> **Records for the task**:

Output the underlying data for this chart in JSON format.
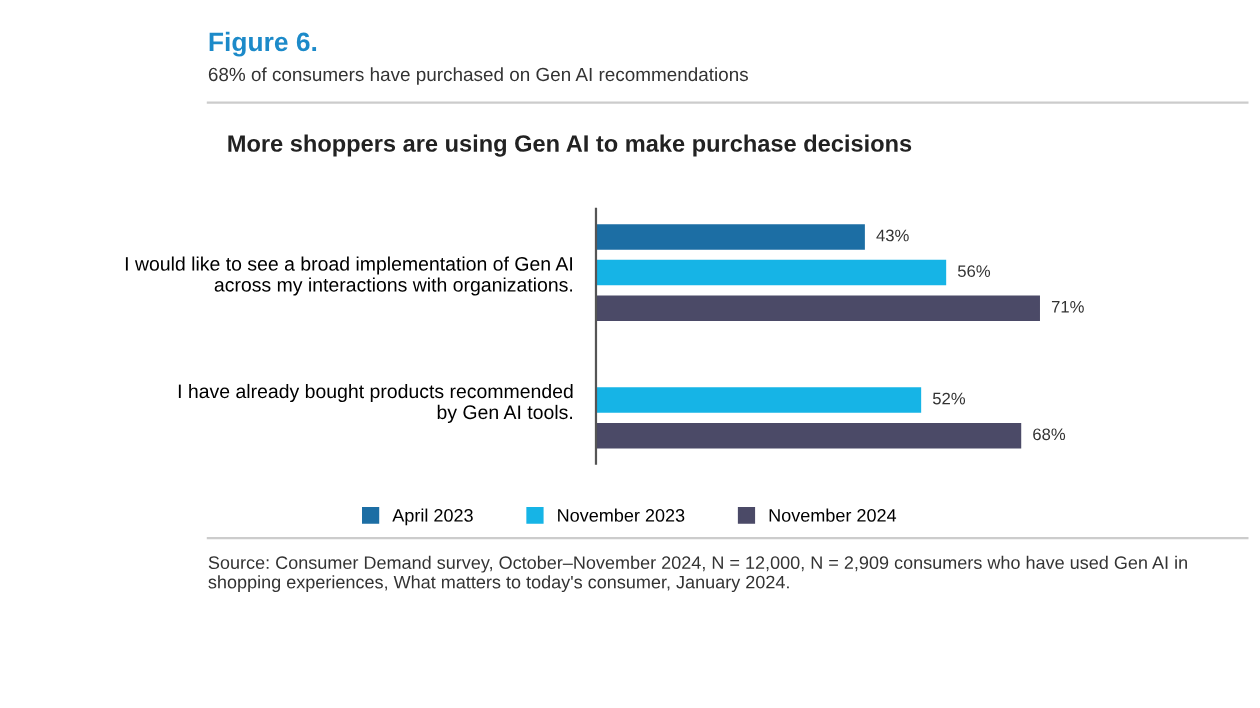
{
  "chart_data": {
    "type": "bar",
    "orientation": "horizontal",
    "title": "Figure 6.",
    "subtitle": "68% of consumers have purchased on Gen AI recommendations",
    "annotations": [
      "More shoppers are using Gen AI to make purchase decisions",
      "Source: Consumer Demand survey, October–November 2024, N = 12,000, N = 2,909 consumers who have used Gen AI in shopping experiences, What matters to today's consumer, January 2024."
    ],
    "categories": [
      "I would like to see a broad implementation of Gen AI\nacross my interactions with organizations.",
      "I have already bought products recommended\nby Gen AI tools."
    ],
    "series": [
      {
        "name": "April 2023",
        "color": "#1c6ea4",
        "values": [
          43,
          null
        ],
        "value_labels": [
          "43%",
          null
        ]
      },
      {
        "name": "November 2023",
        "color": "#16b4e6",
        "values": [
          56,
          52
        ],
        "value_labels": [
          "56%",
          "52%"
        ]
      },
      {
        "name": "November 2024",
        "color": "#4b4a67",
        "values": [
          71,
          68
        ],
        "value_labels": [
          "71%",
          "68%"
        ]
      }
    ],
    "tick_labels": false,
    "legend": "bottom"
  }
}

> **Problem statement**: Retype the whole listing exactly and leave the pictures out.

> **Answer to the problem**:
Output the underlying data for this chart in JSON format.
{
  "chart_data": {
    "type": "bar",
    "orientation": "horizontal",
    "title": "Figure 6.",
    "subtitle": "68% of consumers have purchased on Gen AI recommendations",
    "annotations": [
      "More shoppers are using Gen AI to make purchase decisions",
      "Source: Consumer Demand survey, October–November 2024, N = 12,000, N = 2,909 consumers who have used Gen AI in shopping experiences, What matters to today's consumer, January 2024."
    ],
    "categories": [
      "I would like to see a broad implementation of Gen AI\nacross my interactions with organizations.",
      "I have already bought products recommended\nby Gen AI tools."
    ],
    "series": [
      {
        "name": "April 2023",
        "color": "#1c6ea4",
        "values": [
          43,
          null
        ],
        "value_labels": [
          "43%",
          null
        ]
      },
      {
        "name": "November 2023",
        "color": "#16b4e6",
        "values": [
          56,
          52
        ],
        "value_labels": [
          "56%",
          "52%"
        ]
      },
      {
        "name": "November 2024",
        "color": "#4b4a67",
        "values": [
          71,
          68
        ],
        "value_labels": [
          "71%",
          "68%"
        ]
      }
    ],
    "tick_labels": false,
    "legend": "bottom"
  }
}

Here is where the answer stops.